Exercise instructions: Gather every line of the entries that includes the word "type".

Data to process:

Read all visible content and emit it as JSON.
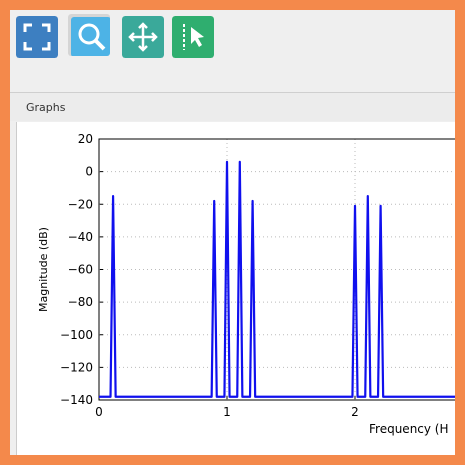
{
  "tab": "Graphs",
  "chart_data": {
    "type": "line",
    "ylabel": "Magnitude (dB)",
    "xlabel": "Frequency (H",
    "xlim": [
      0,
      3
    ],
    "ylim": [
      -140,
      20
    ],
    "xticks": [
      0,
      1,
      2
    ],
    "yticks": [
      20,
      0,
      {
        "value": -20,
        "label": "−20"
      },
      {
        "value": -40,
        "label": "−40"
      },
      {
        "value": -60,
        "label": "−60"
      },
      {
        "value": -80,
        "label": "−80"
      },
      {
        "value": -100,
        "label": "−100"
      },
      {
        "value": -120,
        "label": "−120"
      },
      {
        "value": -140,
        "label": "−140"
      }
    ],
    "grid": true,
    "series": [
      {
        "color": "#1010ee",
        "x": [
          0,
          0.09,
          0.11,
          0.13,
          0.88,
          0.9,
          0.92,
          0.98,
          1.0,
          1.02,
          1.08,
          1.1,
          1.12,
          1.18,
          1.2,
          1.22,
          1.98,
          2.0,
          2.02,
          2.08,
          2.1,
          2.12,
          2.18,
          2.2,
          2.22,
          3
        ],
        "values": [
          -138,
          -138,
          -15,
          -138,
          -138,
          -18,
          -138,
          -138,
          6,
          -138,
          -138,
          6,
          -138,
          -138,
          -18,
          -138,
          -138,
          -21,
          -138,
          -138,
          -15,
          -138,
          -138,
          -21,
          -138,
          -138
        ]
      }
    ]
  }
}
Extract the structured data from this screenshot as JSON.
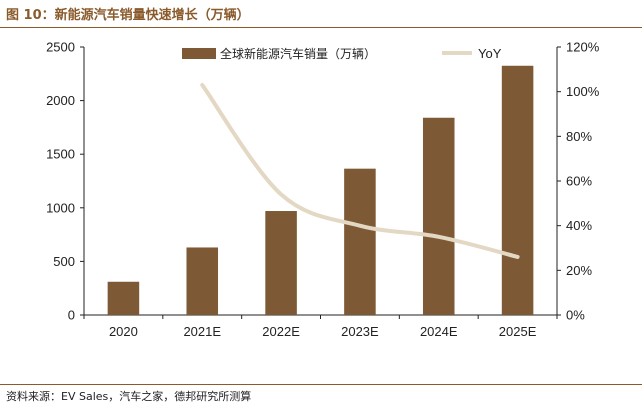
{
  "figure_title": "图 10：新能源汽车销量快速增长（万辆）",
  "source": "资料来源：EV Sales，汽车之家，德邦研究所测算",
  "colors": {
    "bar": "#7d5a35",
    "line": "#e3d8c3",
    "title": "#8a5a2b",
    "axis": "#222222"
  },
  "chart_data": {
    "type": "bar",
    "categories": [
      "2020",
      "2021E",
      "2022E",
      "2023E",
      "2024E",
      "2025E"
    ],
    "series": [
      {
        "name": "全球新能源汽车销量（万辆）",
        "type": "bar",
        "axis": "left",
        "values": [
          310,
          630,
          970,
          1365,
          1840,
          2325
        ]
      },
      {
        "name": "YoY",
        "type": "line",
        "axis": "right",
        "values": [
          null,
          1.03,
          0.54,
          0.4,
          0.35,
          0.26
        ]
      }
    ],
    "y_left": {
      "ylim": [
        0,
        2500
      ],
      "ticks": [
        "0",
        "500",
        "1000",
        "1500",
        "2000",
        "2500"
      ]
    },
    "y_right": {
      "ylim": [
        0,
        1.2
      ],
      "ticks": [
        "0%",
        "20%",
        "40%",
        "60%",
        "80%",
        "100%",
        "120%"
      ]
    },
    "legend_position": "top",
    "grid": false
  }
}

Result:
    "type": "line",
    "type": "bar",
        "type": "bar",
        "type": "line",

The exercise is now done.